[OBJECTIVE]:
Reply with nothing except the number of lines that contain the word "выработанного".

[INFORMATION SUPPLIED]:
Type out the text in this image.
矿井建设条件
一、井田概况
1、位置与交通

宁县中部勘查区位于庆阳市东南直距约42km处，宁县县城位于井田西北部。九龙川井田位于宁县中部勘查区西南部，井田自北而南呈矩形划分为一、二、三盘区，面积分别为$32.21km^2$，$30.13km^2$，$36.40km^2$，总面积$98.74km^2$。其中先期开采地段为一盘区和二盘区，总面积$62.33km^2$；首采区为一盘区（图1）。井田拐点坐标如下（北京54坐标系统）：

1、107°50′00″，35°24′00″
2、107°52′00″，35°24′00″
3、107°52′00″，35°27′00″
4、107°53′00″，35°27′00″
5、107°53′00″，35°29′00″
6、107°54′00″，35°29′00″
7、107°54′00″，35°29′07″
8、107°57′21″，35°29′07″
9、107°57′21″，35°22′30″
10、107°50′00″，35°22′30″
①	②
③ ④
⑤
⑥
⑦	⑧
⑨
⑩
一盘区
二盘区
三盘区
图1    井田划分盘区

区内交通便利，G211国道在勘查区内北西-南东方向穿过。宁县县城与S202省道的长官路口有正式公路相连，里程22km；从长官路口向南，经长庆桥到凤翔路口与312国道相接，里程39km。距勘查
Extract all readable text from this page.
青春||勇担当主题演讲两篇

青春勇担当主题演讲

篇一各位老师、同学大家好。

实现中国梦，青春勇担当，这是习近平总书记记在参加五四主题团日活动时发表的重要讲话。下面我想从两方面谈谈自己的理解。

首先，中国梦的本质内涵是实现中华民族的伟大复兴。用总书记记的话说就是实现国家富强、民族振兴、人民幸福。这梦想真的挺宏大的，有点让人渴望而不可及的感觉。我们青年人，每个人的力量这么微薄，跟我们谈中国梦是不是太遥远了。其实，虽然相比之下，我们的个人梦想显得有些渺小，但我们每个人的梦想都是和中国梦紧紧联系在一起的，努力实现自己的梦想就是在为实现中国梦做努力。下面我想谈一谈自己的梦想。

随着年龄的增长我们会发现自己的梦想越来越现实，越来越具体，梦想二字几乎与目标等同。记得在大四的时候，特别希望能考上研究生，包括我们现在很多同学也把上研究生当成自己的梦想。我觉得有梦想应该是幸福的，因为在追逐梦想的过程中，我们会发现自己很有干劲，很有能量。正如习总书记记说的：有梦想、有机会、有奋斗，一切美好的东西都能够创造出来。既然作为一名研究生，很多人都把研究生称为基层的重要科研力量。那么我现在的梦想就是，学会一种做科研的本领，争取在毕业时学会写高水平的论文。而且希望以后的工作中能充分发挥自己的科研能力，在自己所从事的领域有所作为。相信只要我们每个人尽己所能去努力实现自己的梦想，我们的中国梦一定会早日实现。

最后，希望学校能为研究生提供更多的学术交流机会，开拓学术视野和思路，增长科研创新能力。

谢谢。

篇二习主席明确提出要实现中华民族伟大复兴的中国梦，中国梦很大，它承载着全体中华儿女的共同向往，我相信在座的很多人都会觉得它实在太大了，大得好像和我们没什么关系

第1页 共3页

...

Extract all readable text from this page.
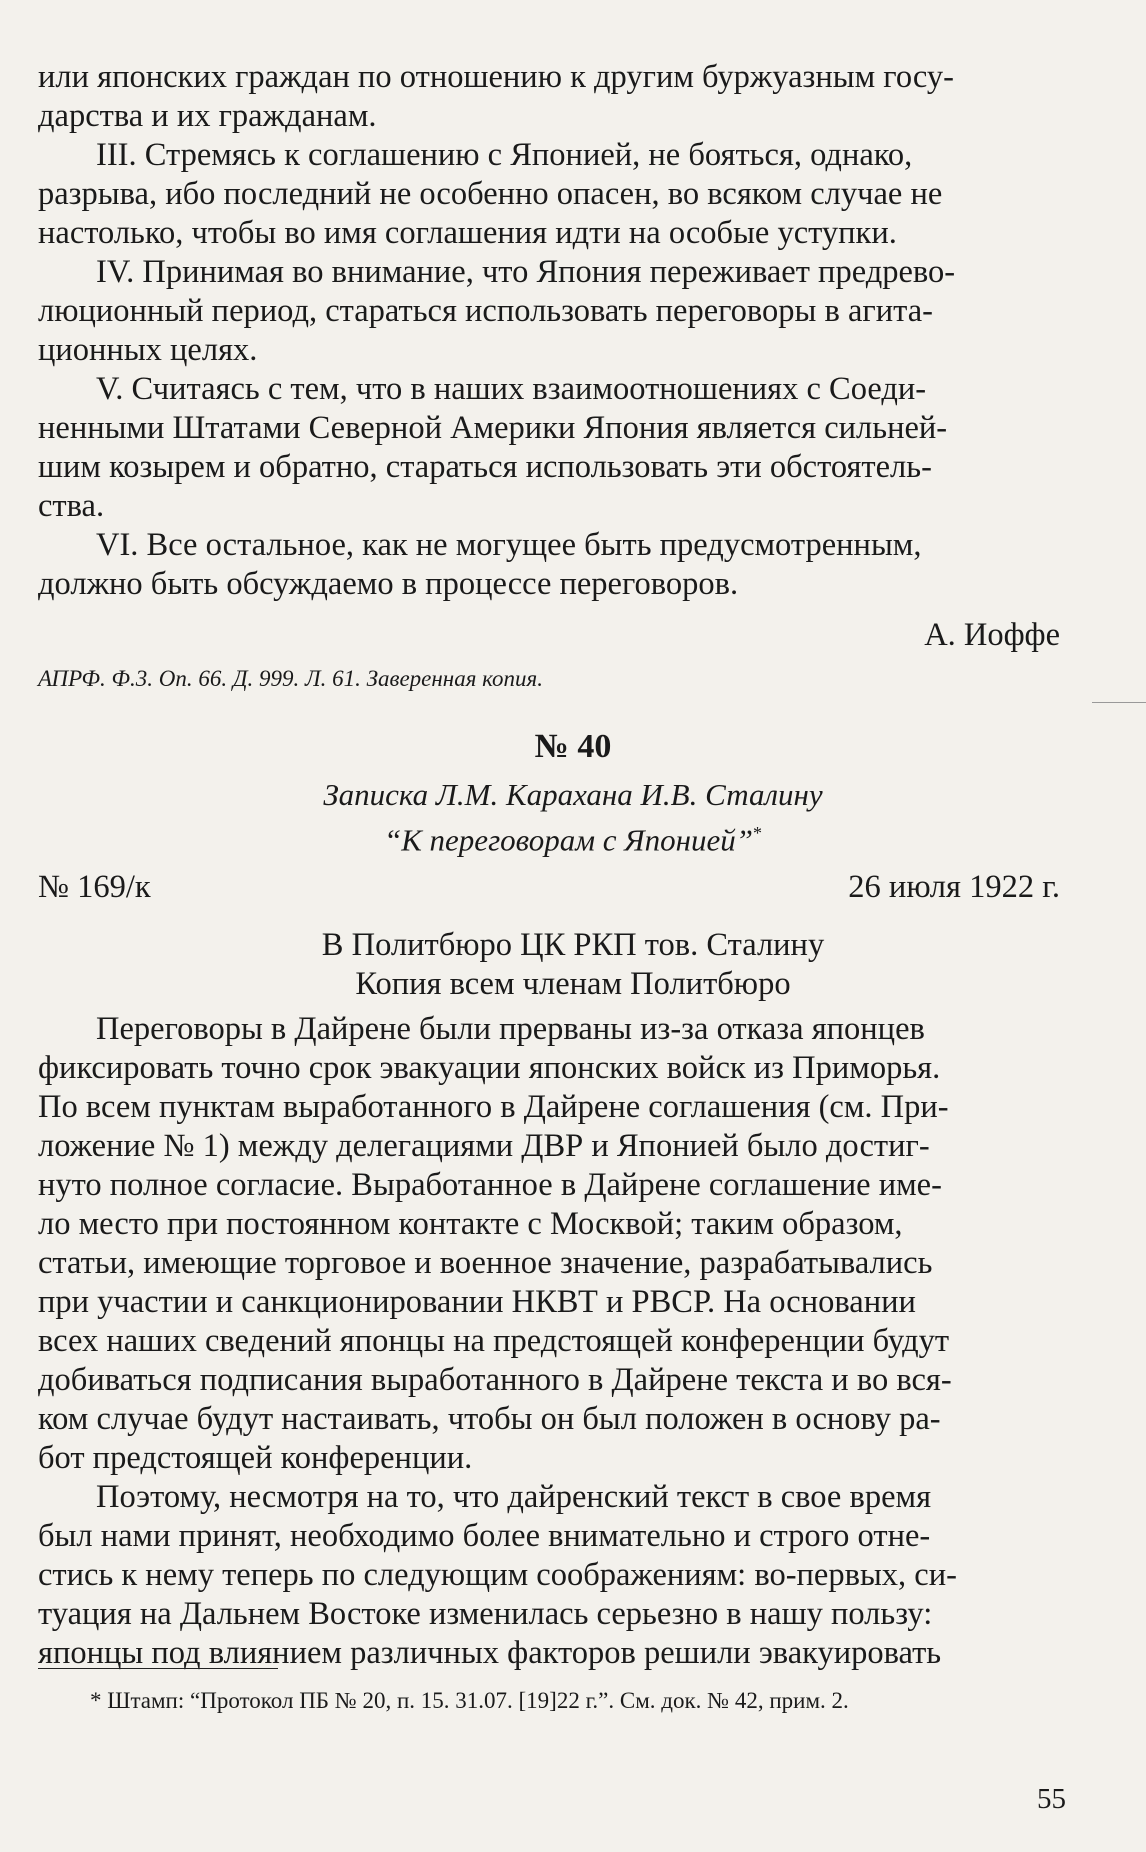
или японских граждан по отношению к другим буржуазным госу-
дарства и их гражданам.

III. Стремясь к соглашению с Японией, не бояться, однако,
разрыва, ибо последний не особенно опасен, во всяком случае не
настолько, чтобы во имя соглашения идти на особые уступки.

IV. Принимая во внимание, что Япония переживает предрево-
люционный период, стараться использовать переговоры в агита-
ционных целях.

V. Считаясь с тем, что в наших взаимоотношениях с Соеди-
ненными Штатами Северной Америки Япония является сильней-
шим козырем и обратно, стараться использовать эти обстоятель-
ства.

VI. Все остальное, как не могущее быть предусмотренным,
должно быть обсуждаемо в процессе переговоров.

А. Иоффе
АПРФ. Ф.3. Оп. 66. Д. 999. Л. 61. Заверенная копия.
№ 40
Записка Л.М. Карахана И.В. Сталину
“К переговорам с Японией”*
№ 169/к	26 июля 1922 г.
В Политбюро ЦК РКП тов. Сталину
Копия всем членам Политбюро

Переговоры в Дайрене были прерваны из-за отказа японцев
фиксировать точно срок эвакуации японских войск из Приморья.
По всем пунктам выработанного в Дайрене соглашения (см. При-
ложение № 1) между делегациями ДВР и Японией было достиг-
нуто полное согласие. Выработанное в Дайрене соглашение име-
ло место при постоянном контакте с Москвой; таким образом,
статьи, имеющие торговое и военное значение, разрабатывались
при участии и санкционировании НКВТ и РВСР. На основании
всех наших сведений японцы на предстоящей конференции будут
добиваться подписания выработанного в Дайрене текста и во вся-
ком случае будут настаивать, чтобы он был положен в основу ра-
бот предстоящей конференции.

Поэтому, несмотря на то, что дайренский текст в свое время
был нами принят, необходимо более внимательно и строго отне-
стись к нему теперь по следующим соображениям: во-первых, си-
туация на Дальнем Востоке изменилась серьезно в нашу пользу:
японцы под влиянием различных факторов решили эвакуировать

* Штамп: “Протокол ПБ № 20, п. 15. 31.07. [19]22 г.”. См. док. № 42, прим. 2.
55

...

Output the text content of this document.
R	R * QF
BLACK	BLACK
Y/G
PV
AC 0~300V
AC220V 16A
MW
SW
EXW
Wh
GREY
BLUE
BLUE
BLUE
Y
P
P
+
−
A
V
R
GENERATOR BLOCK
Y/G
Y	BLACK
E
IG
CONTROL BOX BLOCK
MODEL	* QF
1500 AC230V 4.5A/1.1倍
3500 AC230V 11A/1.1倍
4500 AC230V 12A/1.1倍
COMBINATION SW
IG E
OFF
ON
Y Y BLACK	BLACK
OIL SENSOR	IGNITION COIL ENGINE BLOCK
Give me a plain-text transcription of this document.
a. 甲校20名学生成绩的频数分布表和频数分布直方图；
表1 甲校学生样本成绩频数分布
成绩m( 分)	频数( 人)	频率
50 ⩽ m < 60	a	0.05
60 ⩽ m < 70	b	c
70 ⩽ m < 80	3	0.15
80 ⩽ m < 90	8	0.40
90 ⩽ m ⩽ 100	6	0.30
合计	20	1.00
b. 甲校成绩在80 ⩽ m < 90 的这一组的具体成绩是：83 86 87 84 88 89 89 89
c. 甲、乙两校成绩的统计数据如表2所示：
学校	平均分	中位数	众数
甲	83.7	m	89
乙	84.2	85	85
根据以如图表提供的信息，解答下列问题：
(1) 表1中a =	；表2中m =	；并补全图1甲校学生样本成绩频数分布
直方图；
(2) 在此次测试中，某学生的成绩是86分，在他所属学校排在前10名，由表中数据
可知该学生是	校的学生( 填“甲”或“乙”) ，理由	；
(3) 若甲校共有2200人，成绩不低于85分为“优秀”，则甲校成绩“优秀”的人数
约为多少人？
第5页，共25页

[EXPECTED OUTPUT]:
2